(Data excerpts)
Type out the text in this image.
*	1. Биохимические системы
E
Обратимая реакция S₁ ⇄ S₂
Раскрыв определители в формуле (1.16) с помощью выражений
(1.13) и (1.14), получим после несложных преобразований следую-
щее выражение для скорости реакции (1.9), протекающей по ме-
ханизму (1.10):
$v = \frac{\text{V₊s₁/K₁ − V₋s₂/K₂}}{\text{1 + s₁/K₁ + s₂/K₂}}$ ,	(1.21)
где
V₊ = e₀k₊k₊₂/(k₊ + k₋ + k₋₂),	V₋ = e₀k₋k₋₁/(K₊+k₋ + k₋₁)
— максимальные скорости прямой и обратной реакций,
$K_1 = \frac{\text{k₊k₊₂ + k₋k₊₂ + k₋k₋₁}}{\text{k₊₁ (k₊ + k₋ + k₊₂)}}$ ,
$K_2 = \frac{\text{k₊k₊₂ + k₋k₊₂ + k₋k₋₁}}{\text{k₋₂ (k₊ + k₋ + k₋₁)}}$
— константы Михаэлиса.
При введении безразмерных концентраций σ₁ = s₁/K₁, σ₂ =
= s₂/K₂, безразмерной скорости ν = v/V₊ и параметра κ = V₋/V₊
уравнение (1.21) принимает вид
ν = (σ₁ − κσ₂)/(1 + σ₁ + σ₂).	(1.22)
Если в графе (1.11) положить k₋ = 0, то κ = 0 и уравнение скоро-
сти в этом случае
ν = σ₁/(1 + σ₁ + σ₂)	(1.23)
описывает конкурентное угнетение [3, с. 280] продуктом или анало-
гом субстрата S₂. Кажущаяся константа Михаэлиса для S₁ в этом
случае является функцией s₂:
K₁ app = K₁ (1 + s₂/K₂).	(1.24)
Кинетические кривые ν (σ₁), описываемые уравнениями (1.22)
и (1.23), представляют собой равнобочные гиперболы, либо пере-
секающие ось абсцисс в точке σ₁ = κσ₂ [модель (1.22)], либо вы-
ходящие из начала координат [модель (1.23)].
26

• _Task to carry out_: All of the entries above need to be reproduced exactly.

• _Exercise output_:
Type out the text in this image.
*	1. Биохимические системы
E
Обратимая реакция S₁ ⇄ S₂
Раскрыв определители в формуле (1.16) с помощью выражений
(1.13) и (1.14), получим после несложных преобразований следую-
щее выражение для скорости реакции (1.9), протекающей по ме-
ханизму (1.10):
$v = \frac{\text{V₊s₁/K₁ − V₋s₂/K₂}}{\text{1 + s₁/K₁ + s₂/K₂}}$ ,	(1.21)
где
V₊ = e₀k₊k₊₂/(k₊ + k₋ + k₋₂),	V₋ = e₀k₋k₋₁/(K₊+k₋ + k₋₁)
— максимальные скорости прямой и обратной реакций,
$K_1 = \frac{\text{k₊k₊₂ + k₋k₊₂ + k₋k₋₁}}{\text{k₊₁ (k₊ + k₋ + k₊₂)}}$ ,
$K_2 = \frac{\text{k₊k₊₂ + k₋k₊₂ + k₋k₋₁}}{\text{k₋₂ (k₊ + k₋ + k₋₁)}}$
— константы Михаэлиса.
При введении безразмерных концентраций σ₁ = s₁/K₁, σ₂ =
= s₂/K₂, безразмерной скорости ν = v/V₊ и параметра κ = V₋/V₊
уравнение (1.21) принимает вид
ν = (σ₁ − κσ₂)/(1 + σ₁ + σ₂).	(1.22)
Если в графе (1.11) положить k₋ = 0, то κ = 0 и уравнение скоро-
сти в этом случае
ν = σ₁/(1 + σ₁ + σ₂)	(1.23)
описывает конкурентное угнетение [3, с. 280] продуктом или анало-
гом субстрата S₂. Кажущаяся константа Михаэлиса для S₁ в этом
случае является функцией s₂:
K₁ app = K₁ (1 + s₂/K₂).	(1.24)
Кинетические кривые ν (σ₁), описываемые уравнениями (1.22)
и (1.23), представляют собой равнобочные гиперболы, либо пере-
секающие ось абсцисс в точке σ₁ = κσ₂ [модель (1.22)], либо вы-
ходящие из начала координат [модель (1.23)].
26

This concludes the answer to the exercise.